[DATA PROVIDED start]

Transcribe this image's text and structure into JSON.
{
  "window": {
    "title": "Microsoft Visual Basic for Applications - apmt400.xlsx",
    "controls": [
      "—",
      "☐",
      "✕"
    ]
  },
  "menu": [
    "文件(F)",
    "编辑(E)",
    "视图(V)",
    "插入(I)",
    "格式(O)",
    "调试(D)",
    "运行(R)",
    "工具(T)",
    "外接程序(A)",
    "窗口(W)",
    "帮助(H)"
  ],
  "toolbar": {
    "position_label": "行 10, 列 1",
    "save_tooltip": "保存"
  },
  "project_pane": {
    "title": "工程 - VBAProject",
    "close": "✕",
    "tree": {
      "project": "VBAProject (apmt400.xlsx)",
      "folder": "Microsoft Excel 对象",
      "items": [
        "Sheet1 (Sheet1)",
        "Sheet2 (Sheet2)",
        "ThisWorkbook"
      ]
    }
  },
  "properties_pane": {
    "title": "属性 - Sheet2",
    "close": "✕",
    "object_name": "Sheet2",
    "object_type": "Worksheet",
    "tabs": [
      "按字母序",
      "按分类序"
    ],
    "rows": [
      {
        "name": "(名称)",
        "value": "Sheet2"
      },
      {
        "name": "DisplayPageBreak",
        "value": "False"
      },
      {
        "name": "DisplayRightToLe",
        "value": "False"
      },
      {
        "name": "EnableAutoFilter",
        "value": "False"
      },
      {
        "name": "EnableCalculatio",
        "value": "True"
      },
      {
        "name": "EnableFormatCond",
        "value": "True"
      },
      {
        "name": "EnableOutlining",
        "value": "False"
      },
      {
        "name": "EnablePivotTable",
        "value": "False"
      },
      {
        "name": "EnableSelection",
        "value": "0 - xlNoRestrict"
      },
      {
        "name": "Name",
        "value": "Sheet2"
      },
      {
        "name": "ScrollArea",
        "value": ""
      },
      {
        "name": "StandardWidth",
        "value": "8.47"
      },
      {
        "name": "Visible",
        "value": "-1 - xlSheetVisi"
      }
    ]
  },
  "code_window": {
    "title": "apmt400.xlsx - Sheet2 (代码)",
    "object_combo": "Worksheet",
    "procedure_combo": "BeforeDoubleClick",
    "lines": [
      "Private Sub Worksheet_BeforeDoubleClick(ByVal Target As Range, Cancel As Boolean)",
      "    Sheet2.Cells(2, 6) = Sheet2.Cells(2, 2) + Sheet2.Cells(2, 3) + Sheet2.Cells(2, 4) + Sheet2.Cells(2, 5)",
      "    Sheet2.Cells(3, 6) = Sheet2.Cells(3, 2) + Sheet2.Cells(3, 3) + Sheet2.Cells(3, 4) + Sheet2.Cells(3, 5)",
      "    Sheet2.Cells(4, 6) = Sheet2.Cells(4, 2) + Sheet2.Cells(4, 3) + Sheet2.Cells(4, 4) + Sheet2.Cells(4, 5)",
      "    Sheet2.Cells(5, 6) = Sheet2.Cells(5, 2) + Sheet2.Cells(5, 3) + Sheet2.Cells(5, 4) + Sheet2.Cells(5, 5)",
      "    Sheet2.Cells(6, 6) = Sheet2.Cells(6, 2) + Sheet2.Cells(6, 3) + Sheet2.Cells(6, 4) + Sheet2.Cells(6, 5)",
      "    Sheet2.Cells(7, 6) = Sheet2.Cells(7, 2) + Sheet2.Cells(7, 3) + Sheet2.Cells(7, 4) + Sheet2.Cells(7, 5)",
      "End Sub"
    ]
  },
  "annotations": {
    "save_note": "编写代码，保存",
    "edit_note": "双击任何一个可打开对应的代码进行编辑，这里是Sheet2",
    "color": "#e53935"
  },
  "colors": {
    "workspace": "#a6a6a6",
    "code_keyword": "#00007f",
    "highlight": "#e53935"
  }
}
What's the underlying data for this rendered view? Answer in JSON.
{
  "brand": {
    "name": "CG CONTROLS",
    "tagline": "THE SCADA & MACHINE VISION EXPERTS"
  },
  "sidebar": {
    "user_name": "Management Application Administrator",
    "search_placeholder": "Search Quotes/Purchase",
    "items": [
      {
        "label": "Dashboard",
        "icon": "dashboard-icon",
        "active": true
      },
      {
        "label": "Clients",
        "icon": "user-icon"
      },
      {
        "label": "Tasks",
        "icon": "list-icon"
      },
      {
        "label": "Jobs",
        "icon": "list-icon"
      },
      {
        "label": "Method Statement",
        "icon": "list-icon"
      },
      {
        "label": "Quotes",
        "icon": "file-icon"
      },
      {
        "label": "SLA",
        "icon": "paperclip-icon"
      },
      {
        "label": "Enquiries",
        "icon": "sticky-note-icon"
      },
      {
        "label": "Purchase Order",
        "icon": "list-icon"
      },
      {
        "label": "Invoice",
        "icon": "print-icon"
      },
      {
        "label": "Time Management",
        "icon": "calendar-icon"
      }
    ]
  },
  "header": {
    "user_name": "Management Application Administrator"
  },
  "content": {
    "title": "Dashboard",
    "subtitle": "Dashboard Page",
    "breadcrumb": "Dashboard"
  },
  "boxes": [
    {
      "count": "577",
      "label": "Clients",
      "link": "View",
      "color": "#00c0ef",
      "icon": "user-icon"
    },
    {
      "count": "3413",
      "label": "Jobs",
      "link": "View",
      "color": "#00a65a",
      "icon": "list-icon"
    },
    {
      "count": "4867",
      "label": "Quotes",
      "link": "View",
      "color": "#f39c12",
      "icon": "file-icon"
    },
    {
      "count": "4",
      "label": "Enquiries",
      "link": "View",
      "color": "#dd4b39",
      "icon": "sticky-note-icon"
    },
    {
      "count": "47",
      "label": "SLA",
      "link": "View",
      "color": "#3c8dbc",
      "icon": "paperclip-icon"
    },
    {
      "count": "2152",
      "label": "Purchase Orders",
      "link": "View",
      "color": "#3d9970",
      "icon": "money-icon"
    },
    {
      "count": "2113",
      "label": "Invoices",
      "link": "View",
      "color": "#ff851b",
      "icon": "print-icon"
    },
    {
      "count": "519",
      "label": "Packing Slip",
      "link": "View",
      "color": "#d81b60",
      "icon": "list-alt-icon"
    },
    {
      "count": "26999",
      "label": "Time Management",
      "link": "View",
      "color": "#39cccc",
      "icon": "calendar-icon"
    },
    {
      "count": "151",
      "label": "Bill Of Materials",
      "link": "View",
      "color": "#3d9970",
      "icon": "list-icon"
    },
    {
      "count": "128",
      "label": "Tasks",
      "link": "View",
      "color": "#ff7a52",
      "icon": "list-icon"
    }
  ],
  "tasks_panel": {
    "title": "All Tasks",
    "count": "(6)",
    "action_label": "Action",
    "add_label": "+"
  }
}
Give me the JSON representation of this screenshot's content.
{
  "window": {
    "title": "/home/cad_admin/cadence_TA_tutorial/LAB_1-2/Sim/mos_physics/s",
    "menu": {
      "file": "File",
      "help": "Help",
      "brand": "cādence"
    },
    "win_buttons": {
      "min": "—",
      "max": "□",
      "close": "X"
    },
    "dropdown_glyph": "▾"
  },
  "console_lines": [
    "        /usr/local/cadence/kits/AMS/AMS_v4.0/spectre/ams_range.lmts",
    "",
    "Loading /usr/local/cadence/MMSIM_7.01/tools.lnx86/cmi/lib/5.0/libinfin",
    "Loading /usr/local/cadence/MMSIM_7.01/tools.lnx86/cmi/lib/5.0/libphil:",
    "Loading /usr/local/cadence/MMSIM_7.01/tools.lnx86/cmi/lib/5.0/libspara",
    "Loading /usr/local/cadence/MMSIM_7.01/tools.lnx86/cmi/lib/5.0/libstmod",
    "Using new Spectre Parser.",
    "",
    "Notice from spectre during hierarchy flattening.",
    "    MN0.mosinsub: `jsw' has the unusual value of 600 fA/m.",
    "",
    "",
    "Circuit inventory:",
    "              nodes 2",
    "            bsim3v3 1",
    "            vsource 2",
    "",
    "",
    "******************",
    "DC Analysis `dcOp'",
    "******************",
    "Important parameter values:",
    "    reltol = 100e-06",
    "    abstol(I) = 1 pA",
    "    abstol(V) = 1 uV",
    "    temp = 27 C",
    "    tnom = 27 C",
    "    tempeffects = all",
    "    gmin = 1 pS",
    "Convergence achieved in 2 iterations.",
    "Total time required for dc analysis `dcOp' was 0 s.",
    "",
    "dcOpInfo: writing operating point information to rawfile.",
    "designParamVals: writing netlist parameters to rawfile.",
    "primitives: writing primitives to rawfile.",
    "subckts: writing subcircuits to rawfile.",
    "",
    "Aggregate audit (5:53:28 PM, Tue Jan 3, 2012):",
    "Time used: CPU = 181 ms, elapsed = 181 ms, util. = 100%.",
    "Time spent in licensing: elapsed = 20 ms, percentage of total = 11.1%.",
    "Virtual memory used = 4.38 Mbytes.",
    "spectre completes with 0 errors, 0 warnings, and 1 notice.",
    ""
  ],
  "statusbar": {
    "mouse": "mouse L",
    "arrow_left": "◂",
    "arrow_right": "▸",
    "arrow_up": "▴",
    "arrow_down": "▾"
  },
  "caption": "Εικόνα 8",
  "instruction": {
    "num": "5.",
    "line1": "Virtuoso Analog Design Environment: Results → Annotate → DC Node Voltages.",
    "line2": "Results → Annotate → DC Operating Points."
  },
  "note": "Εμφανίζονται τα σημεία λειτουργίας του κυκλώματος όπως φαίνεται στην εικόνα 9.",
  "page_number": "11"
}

[DATA PROVIDED end]

BRIEF
Gather each line in the entries above where the string "rawfile" is found.

FINAL RESULT
    "dcOpInfo: writing operating point information to rawfile.",
    "designParamVals: writing netlist parameters to rawfile.",
    "primitives: writing primitives to rawfile.",
    "subckts: writing subcircuits to rawfile.",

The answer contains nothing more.